Exercise instructions - Give the data below again, word for word.
══════
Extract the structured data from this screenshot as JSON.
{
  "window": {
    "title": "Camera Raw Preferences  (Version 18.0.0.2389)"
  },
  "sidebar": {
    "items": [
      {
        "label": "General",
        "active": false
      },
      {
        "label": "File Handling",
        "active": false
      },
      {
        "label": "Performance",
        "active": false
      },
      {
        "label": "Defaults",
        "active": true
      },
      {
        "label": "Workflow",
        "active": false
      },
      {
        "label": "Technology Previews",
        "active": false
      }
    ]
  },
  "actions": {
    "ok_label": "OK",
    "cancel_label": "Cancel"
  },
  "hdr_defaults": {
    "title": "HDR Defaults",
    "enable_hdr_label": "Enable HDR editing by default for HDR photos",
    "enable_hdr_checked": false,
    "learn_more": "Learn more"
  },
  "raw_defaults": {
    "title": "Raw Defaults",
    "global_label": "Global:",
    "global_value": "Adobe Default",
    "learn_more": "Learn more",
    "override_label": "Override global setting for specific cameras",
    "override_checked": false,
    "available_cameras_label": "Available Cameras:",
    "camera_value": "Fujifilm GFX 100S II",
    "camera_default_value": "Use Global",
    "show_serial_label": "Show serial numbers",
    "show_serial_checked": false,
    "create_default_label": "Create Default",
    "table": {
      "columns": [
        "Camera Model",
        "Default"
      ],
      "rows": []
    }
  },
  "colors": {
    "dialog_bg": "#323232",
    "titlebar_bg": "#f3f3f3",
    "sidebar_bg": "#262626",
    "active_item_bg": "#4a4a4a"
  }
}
══════
Finished answer -
Extract the structured data from this screenshot as JSON.
{
  "window": {
    "title": "Camera Raw Preferences  (Version 18.0.0.2389)"
  },
  "sidebar": {
    "items": [
      {
        "label": "General",
        "active": false
      },
      {
        "label": "File Handling",
        "active": false
      },
      {
        "label": "Performance",
        "active": false
      },
      {
        "label": "Defaults",
        "active": true
      },
      {
        "label": "Workflow",
        "active": false
      },
      {
        "label": "Technology Previews",
        "active": false
      }
    ]
  },
  "actions": {
    "ok_label": "OK",
    "cancel_label": "Cancel"
  },
  "hdr_defaults": {
    "title": "HDR Defaults",
    "enable_hdr_label": "Enable HDR editing by default for HDR photos",
    "enable_hdr_checked": false,
    "learn_more": "Learn more"
  },
  "raw_defaults": {
    "title": "Raw Defaults",
    "global_label": "Global:",
    "global_value": "Adobe Default",
    "learn_more": "Learn more",
    "override_label": "Override global setting for specific cameras",
    "override_checked": false,
    "available_cameras_label": "Available Cameras:",
    "camera_value": "Fujifilm GFX 100S II",
    "camera_default_value": "Use Global",
    "show_serial_label": "Show serial numbers",
    "show_serial_checked": false,
    "create_default_label": "Create Default",
    "table": {
      "columns": [
        "Camera Model",
        "Default"
      ],
      "rows": []
    }
  },
  "colors": {
    "dialog_bg": "#323232",
    "titlebar_bg": "#f3f3f3",
    "sidebar_bg": "#262626",
    "active_item_bg": "#4a4a4a"
  }
}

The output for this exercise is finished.